(Data entries)
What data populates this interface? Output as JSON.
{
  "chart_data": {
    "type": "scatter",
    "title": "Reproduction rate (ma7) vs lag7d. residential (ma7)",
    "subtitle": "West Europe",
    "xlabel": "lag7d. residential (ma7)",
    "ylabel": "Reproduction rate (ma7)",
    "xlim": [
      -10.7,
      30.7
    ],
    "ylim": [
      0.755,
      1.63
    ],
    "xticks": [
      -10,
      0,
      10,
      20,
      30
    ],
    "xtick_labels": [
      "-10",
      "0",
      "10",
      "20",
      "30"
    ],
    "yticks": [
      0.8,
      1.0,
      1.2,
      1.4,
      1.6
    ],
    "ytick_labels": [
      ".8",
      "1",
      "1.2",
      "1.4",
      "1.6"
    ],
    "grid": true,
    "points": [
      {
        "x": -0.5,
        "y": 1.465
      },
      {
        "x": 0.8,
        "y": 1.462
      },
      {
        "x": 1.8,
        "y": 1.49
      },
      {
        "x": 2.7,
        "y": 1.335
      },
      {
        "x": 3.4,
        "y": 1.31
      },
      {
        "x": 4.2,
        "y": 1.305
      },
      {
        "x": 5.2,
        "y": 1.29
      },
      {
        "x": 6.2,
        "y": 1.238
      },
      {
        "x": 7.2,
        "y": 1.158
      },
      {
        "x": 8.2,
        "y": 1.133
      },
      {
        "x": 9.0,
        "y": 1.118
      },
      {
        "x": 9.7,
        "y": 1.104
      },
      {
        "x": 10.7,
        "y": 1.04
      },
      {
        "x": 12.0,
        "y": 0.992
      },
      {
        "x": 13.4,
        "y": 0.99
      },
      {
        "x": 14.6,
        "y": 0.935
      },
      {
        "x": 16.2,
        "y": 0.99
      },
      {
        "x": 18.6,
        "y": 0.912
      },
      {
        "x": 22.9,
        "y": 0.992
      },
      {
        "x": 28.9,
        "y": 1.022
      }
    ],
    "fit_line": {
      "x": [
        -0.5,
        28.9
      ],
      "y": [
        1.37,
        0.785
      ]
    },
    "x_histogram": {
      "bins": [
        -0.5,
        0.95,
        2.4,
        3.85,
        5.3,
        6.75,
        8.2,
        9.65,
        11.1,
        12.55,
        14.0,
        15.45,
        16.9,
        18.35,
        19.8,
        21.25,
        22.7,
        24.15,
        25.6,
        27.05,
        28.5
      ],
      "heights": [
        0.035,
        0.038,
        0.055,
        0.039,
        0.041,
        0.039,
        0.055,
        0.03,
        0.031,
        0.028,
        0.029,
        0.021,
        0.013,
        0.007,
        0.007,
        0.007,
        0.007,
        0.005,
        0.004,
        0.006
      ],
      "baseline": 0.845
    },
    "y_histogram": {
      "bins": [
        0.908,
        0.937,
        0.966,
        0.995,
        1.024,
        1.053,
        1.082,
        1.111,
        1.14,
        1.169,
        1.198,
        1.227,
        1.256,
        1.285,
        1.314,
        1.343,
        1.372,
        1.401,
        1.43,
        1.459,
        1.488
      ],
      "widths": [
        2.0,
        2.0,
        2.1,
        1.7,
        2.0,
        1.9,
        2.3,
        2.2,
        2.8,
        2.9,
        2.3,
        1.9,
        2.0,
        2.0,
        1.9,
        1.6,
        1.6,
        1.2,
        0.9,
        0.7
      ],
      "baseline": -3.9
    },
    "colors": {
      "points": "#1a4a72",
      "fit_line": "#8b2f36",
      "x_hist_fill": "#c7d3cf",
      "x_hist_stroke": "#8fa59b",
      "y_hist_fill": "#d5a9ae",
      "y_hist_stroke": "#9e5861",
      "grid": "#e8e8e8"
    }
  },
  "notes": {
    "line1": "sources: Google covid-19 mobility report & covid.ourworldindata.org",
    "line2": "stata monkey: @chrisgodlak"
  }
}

▶ [Exercise task]: Restate each entry exactly, skipping none.

▶ [Solution to this task]:
What data populates this interface? Output as JSON.
{
  "chart_data": {
    "type": "scatter",
    "title": "Reproduction rate (ma7) vs lag7d. residential (ma7)",
    "subtitle": "West Europe",
    "xlabel": "lag7d. residential (ma7)",
    "ylabel": "Reproduction rate (ma7)",
    "xlim": [
      -10.7,
      30.7
    ],
    "ylim": [
      0.755,
      1.63
    ],
    "xticks": [
      -10,
      0,
      10,
      20,
      30
    ],
    "xtick_labels": [
      "-10",
      "0",
      "10",
      "20",
      "30"
    ],
    "yticks": [
      0.8,
      1.0,
      1.2,
      1.4,
      1.6
    ],
    "ytick_labels": [
      ".8",
      "1",
      "1.2",
      "1.4",
      "1.6"
    ],
    "grid": true,
    "points": [
      {
        "x": -0.5,
        "y": 1.465
      },
      {
        "x": 0.8,
        "y": 1.462
      },
      {
        "x": 1.8,
        "y": 1.49
      },
      {
        "x": 2.7,
        "y": 1.335
      },
      {
        "x": 3.4,
        "y": 1.31
      },
      {
        "x": 4.2,
        "y": 1.305
      },
      {
        "x": 5.2,
        "y": 1.29
      },
      {
        "x": 6.2,
        "y": 1.238
      },
      {
        "x": 7.2,
        "y": 1.158
      },
      {
        "x": 8.2,
        "y": 1.133
      },
      {
        "x": 9.0,
        "y": 1.118
      },
      {
        "x": 9.7,
        "y": 1.104
      },
      {
        "x": 10.7,
        "y": 1.04
      },
      {
        "x": 12.0,
        "y": 0.992
      },
      {
        "x": 13.4,
        "y": 0.99
      },
      {
        "x": 14.6,
        "y": 0.935
      },
      {
        "x": 16.2,
        "y": 0.99
      },
      {
        "x": 18.6,
        "y": 0.912
      },
      {
        "x": 22.9,
        "y": 0.992
      },
      {
        "x": 28.9,
        "y": 1.022
      }
    ],
    "fit_line": {
      "x": [
        -0.5,
        28.9
      ],
      "y": [
        1.37,
        0.785
      ]
    },
    "x_histogram": {
      "bins": [
        -0.5,
        0.95,
        2.4,
        3.85,
        5.3,
        6.75,
        8.2,
        9.65,
        11.1,
        12.55,
        14.0,
        15.45,
        16.9,
        18.35,
        19.8,
        21.25,
        22.7,
        24.15,
        25.6,
        27.05,
        28.5
      ],
      "heights": [
        0.035,
        0.038,
        0.055,
        0.039,
        0.041,
        0.039,
        0.055,
        0.03,
        0.031,
        0.028,
        0.029,
        0.021,
        0.013,
        0.007,
        0.007,
        0.007,
        0.007,
        0.005,
        0.004,
        0.006
      ],
      "baseline": 0.845
    },
    "y_histogram": {
      "bins": [
        0.908,
        0.937,
        0.966,
        0.995,
        1.024,
        1.053,
        1.082,
        1.111,
        1.14,
        1.169,
        1.198,
        1.227,
        1.256,
        1.285,
        1.314,
        1.343,
        1.372,
        1.401,
        1.43,
        1.459,
        1.488
      ],
      "widths": [
        2.0,
        2.0,
        2.1,
        1.7,
        2.0,
        1.9,
        2.3,
        2.2,
        2.8,
        2.9,
        2.3,
        1.9,
        2.0,
        2.0,
        1.9,
        1.6,
        1.6,
        1.2,
        0.9,
        0.7
      ],
      "baseline": -3.9
    },
    "colors": {
      "points": "#1a4a72",
      "fit_line": "#8b2f36",
      "x_hist_fill": "#c7d3cf",
      "x_hist_stroke": "#8fa59b",
      "y_hist_fill": "#d5a9ae",
      "y_hist_stroke": "#9e5861",
      "grid": "#e8e8e8"
    }
  },
  "notes": {
    "line1": "sources: Google covid-19 mobility report & covid.ourworldindata.org",
    "line2": "stata monkey: @chrisgodlak"
  }
}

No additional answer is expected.